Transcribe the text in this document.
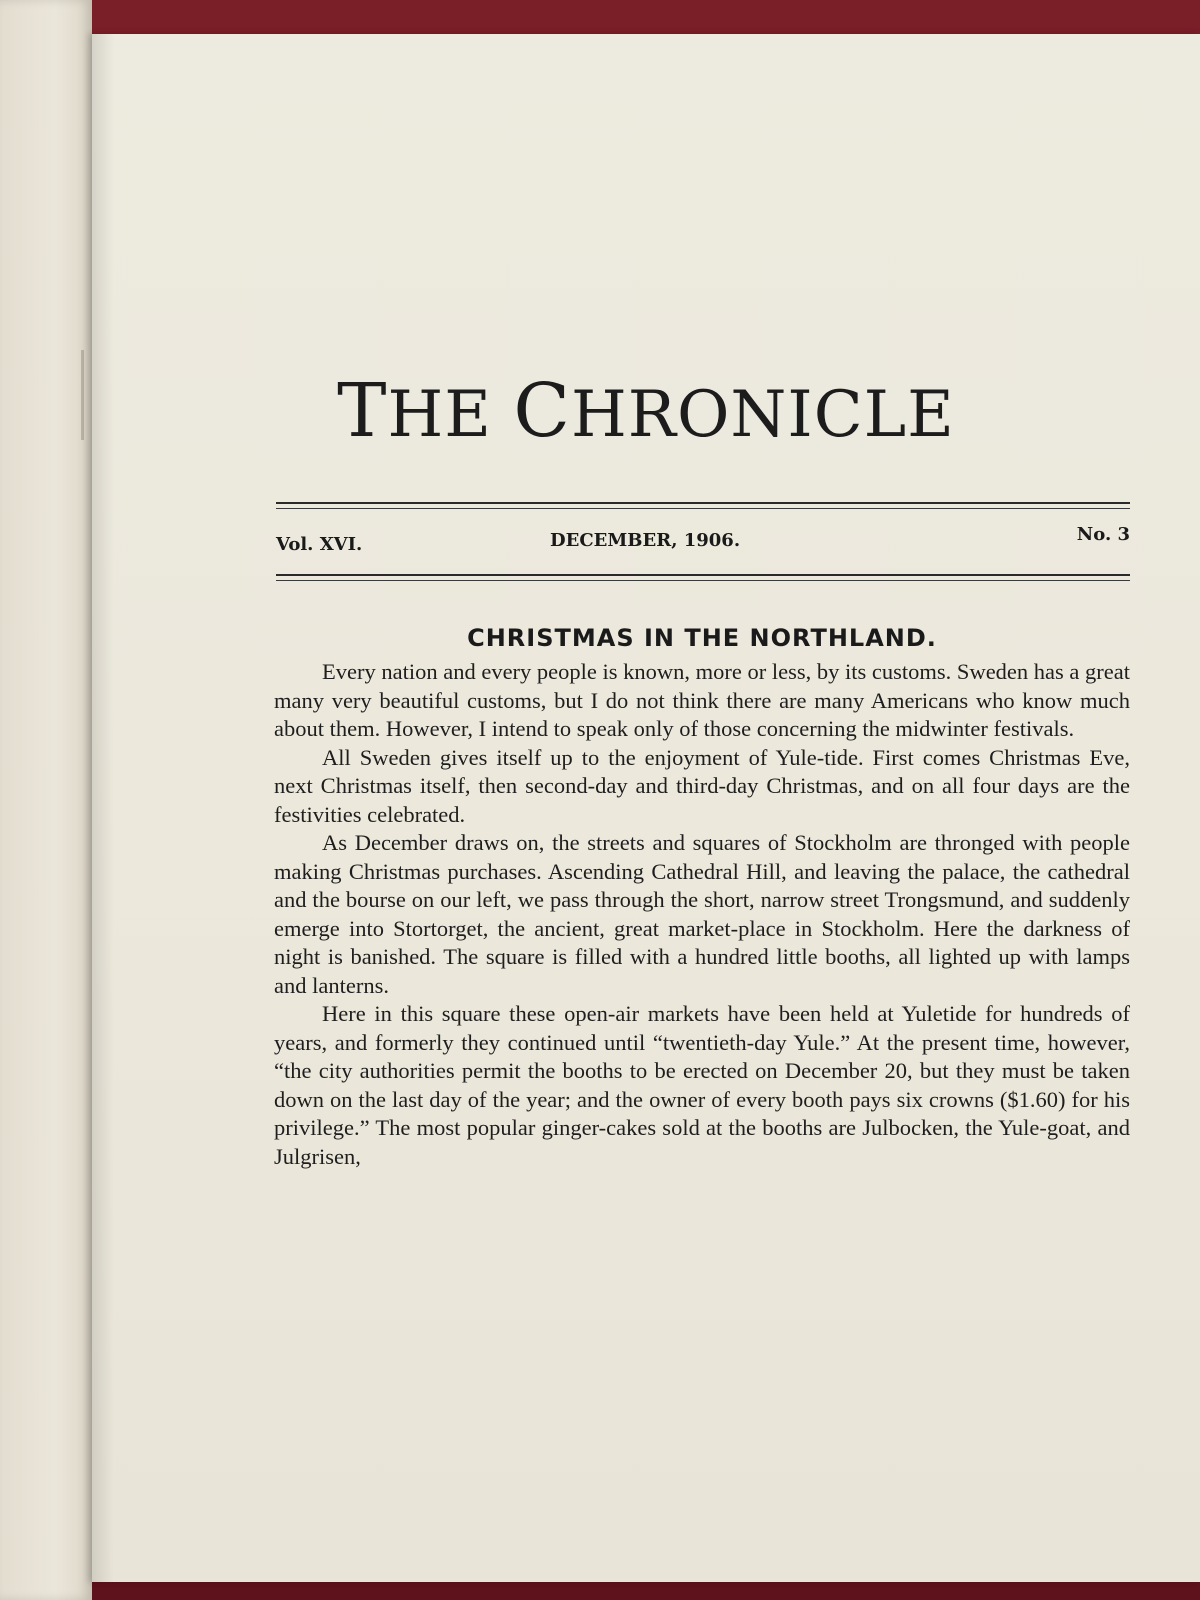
THE CHRONICLE
Vol. XVI.	DECEMBER, 1906.	No. 3
CHRISTMAS IN THE NORTHLAND.

Every nation and every people is known, more or less, by its customs. Sweden has a great many very beautiful customs, but I do not think there are many Americans who know much about them. However, I intend to speak only of those concerning the midwinter festivals.

All Sweden gives itself up to the enjoyment of Yule-tide. First comes Christmas Eve, next Christmas itself, then second-day and third-day Christmas, and on all four days are the festivities celebrated.

As December draws on, the streets and squares of Stockholm are thronged with people making Christmas purchases. Ascending Cathedral Hill, and leaving the palace, the cathedral and the bourse on our left, we pass through the short, narrow street Trongsmund, and suddenly emerge into Stortorget, the ancient, great market-place in Stockholm. Here the darkness of night is banished. The square is filled with a hundred little booths, all lighted up with lamps and lanterns.

Here in this square these open-air markets have been held at Yuletide for hundreds of years, and formerly they continued until “twentieth-day Yule.” At the present time, however, “the city authorities permit the booths to be erected on December 20, but they must be taken down on the last day of the year; and the owner of every booth pays six crowns ($1.60) for his privilege.” The most popular ginger-cakes sold at the booths are Julbocken, the Yule-goat, and Julgrisen,
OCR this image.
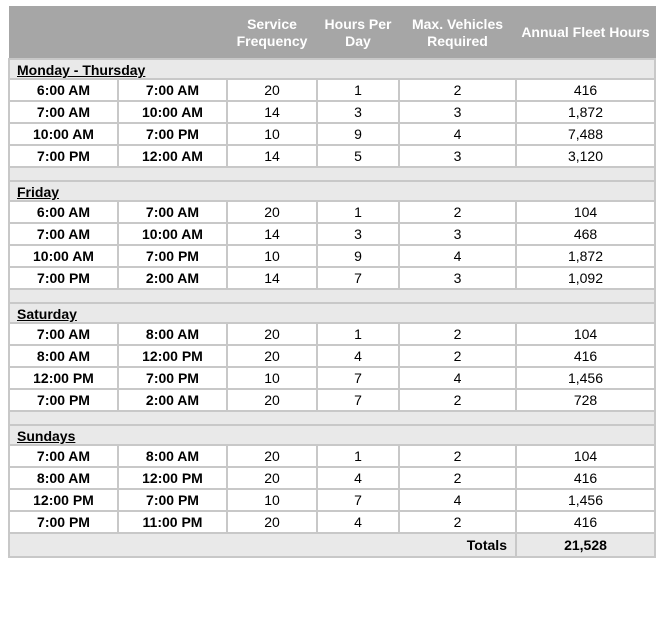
		Service Frequency	Hours Per Day	Max. Vehicles Required	Annual Fleet Hours
Monday - Thursday					
6:00 AM	7:00 AM	20	1	2	416
7:00 AM	10:00 AM	14	3	3	1,872
10:00 AM	7:00 PM	10	9	4	7,488
7:00 PM	12:00 AM	14	5	3	3,120

Friday					
6:00 AM	7:00 AM	20	1	2	104
7:00 AM	10:00 AM	14	3	3	468
10:00 AM	7:00 PM	10	9	4	1,872
7:00 PM	2:00 AM	14	7	3	1,092

Saturday					
7:00 AM	8:00 AM	20	1	2	104
8:00 AM	12:00 PM	20	4	2	416
12:00 PM	7:00 PM	10	7	4	1,456
7:00 PM	2:00 AM	20	7	2	728

Sundays					
7:00 AM	8:00 AM	20	1	2	104
8:00 AM	12:00 PM	20	4	2	416
12:00 PM	7:00 PM	10	7	4	1,456
7:00 PM	11:00 PM	20	4	2	416
Totals					21,528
★ ★ ★
Copy the records word for word, leaving no picture in the copy.

Transcribe the text in this document.
THE CHRONICLE
Vol. XVI.	DECEMBER, 1906.	No. 3
CHRISTMAS IN THE NORTHLAND.

Every nation and every people is known, more or less, by its customs. Sweden has a great many very beautiful customs, but I do not think there are many Americans who know much about them. However, I intend to speak only of those concerning the midwinter festivals.

All Sweden gives itself up to the enjoyment of Yule-tide. First comes Christmas Eve, next Christmas itself, then second-day and third-day Christmas, and on all four days are the festivities celebrated.

As December draws on, the streets and squares of Stockholm are thronged with people making Christmas purchases. Ascending Cathedral Hill, and leaving the palace, the cathedral and the bourse on our left, we pass through the short, narrow street Trongsmund, and suddenly emerge into Stortorget, the ancient, great market-place in Stockholm. Here the darkness of night is banished. The square is filled with a hundred little booths, all lighted up with lamps and lanterns.

Here in this square these open-air markets have been held at Yuletide for hundreds of years, and formerly they continued until “twentieth-day Yule.” At the present time, however, “the city authorities permit the booths to be erected on December 20, but they must be taken down on the last day of the year; and the owner of every booth pays six crowns ($1.60) for his privilege.” The most popular ginger-cakes sold at the booths are Julbocken, the Yule-goat, and Julgrisen,
OCR this image.
		Service Frequency	Hours Per Day	Max. Vehicles Required	Annual Fleet Hours
Monday - Thursday					
6:00 AM	7:00 AM	20	1	2	416
7:00 AM	10:00 AM	14	3	3	1,872
10:00 AM	7:00 PM	10	9	4	7,488
7:00 PM	12:00 AM	14	5	3	3,120

Friday					
6:00 AM	7:00 AM	20	1	2	104
7:00 AM	10:00 AM	14	3	3	468
10:00 AM	7:00 PM	10	9	4	1,872
7:00 PM	2:00 AM	14	7	3	1,092

Saturday					
7:00 AM	8:00 AM	20	1	2	104
8:00 AM	12:00 PM	20	4	2	416
12:00 PM	7:00 PM	10	7	4	1,456
7:00 PM	2:00 AM	20	7	2	728

Sundays					
7:00 AM	8:00 AM	20	1	2	104
8:00 AM	12:00 PM	20	4	2	416
12:00 PM	7:00 PM	10	7	4	1,456
7:00 PM	11:00 PM	20	4	2	416
Totals					21,528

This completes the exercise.